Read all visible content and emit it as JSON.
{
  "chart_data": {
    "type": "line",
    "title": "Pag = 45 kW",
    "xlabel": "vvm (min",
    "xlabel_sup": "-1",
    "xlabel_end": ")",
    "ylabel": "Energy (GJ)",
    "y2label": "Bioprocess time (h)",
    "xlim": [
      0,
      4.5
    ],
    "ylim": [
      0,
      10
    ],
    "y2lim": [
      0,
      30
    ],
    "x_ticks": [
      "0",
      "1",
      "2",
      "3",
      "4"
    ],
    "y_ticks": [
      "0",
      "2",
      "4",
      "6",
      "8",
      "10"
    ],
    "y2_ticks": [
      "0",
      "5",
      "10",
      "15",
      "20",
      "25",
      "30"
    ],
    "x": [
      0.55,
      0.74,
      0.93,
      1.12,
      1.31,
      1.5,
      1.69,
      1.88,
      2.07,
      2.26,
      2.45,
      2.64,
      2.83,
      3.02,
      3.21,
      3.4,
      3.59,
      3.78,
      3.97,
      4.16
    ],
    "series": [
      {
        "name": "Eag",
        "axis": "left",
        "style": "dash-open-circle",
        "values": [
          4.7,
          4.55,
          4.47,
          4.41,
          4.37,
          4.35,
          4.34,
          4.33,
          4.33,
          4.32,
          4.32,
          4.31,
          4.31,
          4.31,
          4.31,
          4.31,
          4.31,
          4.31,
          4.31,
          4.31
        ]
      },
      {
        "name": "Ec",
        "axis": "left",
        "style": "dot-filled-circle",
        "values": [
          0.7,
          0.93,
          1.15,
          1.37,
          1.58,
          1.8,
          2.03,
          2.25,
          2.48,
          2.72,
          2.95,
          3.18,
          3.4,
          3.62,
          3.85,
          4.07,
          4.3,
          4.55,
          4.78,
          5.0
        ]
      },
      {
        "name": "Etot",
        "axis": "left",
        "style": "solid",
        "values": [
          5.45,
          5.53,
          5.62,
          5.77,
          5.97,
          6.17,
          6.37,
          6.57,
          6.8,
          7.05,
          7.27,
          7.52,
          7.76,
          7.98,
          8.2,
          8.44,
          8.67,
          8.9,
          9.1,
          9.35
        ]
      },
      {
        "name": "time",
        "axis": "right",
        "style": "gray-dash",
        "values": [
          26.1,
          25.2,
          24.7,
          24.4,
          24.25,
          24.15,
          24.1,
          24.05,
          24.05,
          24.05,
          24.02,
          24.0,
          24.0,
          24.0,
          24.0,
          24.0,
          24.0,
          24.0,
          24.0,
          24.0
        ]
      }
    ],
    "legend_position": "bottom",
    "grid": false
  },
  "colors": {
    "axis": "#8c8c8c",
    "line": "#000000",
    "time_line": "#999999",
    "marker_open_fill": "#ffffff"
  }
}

____________________

**What the task asks**
Repeat each record in full; every line must match exactly.

**Result of the exercise**
Read all visible content and emit it as JSON.
{
  "chart_data": {
    "type": "line",
    "title": "Pag = 45 kW",
    "xlabel": "vvm (min",
    "xlabel_sup": "-1",
    "xlabel_end": ")",
    "ylabel": "Energy (GJ)",
    "y2label": "Bioprocess time (h)",
    "xlim": [
      0,
      4.5
    ],
    "ylim": [
      0,
      10
    ],
    "y2lim": [
      0,
      30
    ],
    "x_ticks": [
      "0",
      "1",
      "2",
      "3",
      "4"
    ],
    "y_ticks": [
      "0",
      "2",
      "4",
      "6",
      "8",
      "10"
    ],
    "y2_ticks": [
      "0",
      "5",
      "10",
      "15",
      "20",
      "25",
      "30"
    ],
    "x": [
      0.55,
      0.74,
      0.93,
      1.12,
      1.31,
      1.5,
      1.69,
      1.88,
      2.07,
      2.26,
      2.45,
      2.64,
      2.83,
      3.02,
      3.21,
      3.4,
      3.59,
      3.78,
      3.97,
      4.16
    ],
    "series": [
      {
        "name": "Eag",
        "axis": "left",
        "style": "dash-open-circle",
        "values": [
          4.7,
          4.55,
          4.47,
          4.41,
          4.37,
          4.35,
          4.34,
          4.33,
          4.33,
          4.32,
          4.32,
          4.31,
          4.31,
          4.31,
          4.31,
          4.31,
          4.31,
          4.31,
          4.31,
          4.31
        ]
      },
      {
        "name": "Ec",
        "axis": "left",
        "style": "dot-filled-circle",
        "values": [
          0.7,
          0.93,
          1.15,
          1.37,
          1.58,
          1.8,
          2.03,
          2.25,
          2.48,
          2.72,
          2.95,
          3.18,
          3.4,
          3.62,
          3.85,
          4.07,
          4.3,
          4.55,
          4.78,
          5.0
        ]
      },
      {
        "name": "Etot",
        "axis": "left",
        "style": "solid",
        "values": [
          5.45,
          5.53,
          5.62,
          5.77,
          5.97,
          6.17,
          6.37,
          6.57,
          6.8,
          7.05,
          7.27,
          7.52,
          7.76,
          7.98,
          8.2,
          8.44,
          8.67,
          8.9,
          9.1,
          9.35
        ]
      },
      {
        "name": "time",
        "axis": "right",
        "style": "gray-dash",
        "values": [
          26.1,
          25.2,
          24.7,
          24.4,
          24.25,
          24.15,
          24.1,
          24.05,
          24.05,
          24.05,
          24.02,
          24.0,
          24.0,
          24.0,
          24.0,
          24.0,
          24.0,
          24.0,
          24.0,
          24.0
        ]
      }
    ],
    "legend_position": "bottom",
    "grid": false
  },
  "colors": {
    "axis": "#8c8c8c",
    "line": "#000000",
    "time_line": "#999999",
    "marker_open_fill": "#ffffff"
  }
}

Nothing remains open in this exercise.